(Saved data entries)
[start]

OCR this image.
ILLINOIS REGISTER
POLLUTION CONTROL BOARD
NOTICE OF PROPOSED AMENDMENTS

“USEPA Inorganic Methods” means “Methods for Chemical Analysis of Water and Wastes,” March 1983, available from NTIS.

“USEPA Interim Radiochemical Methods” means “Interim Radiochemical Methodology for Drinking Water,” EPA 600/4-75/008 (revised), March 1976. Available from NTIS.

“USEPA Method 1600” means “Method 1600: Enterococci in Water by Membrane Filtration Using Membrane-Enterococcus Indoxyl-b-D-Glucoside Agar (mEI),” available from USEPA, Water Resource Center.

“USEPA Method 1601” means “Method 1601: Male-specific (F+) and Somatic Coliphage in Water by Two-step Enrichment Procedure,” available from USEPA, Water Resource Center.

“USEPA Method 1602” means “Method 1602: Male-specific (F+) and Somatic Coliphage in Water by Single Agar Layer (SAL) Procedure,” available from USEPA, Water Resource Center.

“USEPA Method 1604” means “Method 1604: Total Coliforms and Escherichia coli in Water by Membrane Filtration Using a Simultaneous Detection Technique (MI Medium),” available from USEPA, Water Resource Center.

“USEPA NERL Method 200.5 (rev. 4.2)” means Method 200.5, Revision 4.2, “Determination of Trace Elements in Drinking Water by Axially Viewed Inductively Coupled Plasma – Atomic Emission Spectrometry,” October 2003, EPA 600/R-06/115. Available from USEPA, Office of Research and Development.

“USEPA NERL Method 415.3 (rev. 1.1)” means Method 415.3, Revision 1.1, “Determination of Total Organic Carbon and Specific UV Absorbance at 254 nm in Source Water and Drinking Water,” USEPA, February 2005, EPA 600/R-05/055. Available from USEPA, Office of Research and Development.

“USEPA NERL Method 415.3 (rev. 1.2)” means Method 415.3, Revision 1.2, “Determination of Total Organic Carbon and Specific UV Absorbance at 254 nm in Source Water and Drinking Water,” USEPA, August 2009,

[end]
[start]

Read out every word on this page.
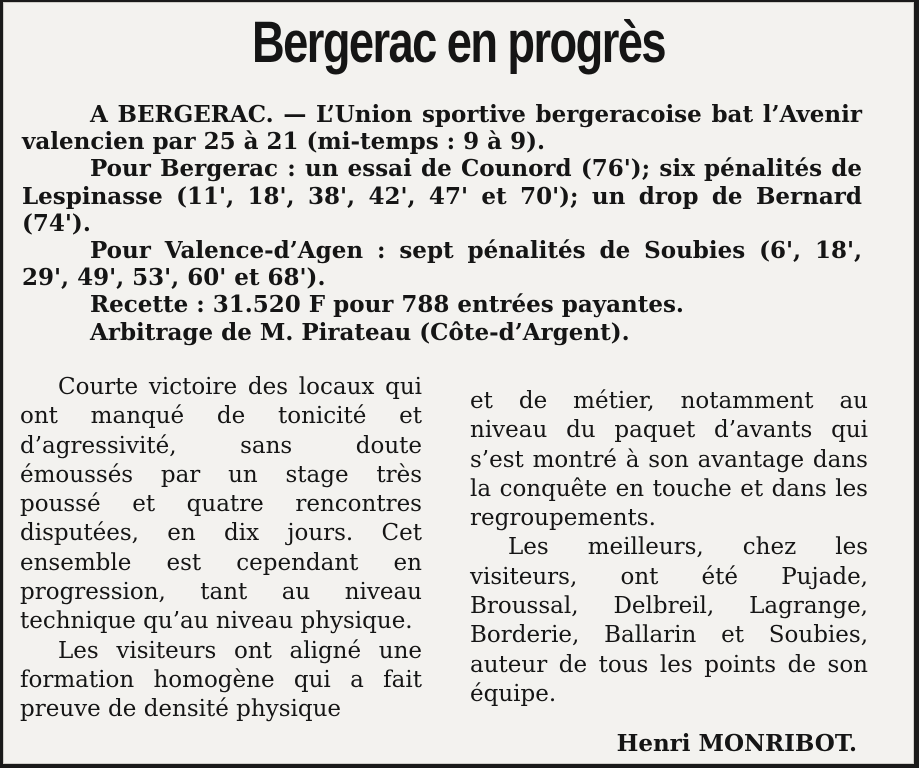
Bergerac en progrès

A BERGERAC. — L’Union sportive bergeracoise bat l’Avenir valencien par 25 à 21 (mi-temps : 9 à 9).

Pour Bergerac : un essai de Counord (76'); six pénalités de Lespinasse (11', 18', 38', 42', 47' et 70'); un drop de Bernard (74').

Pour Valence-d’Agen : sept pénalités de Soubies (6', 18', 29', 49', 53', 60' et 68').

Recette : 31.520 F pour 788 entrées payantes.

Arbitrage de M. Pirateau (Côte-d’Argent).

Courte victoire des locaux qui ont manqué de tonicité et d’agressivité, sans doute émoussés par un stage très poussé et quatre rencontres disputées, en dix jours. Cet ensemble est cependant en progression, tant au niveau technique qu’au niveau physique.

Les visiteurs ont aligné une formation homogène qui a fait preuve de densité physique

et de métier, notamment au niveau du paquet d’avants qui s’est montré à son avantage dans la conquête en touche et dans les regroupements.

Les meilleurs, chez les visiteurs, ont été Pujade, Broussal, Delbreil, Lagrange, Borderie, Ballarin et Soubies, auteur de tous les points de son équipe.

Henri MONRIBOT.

[end]

* _TO BE DONE_: Report how many lines of the records above contain the word "Methods", giving only the number.

* _WRITTEN RESPONSE_: 2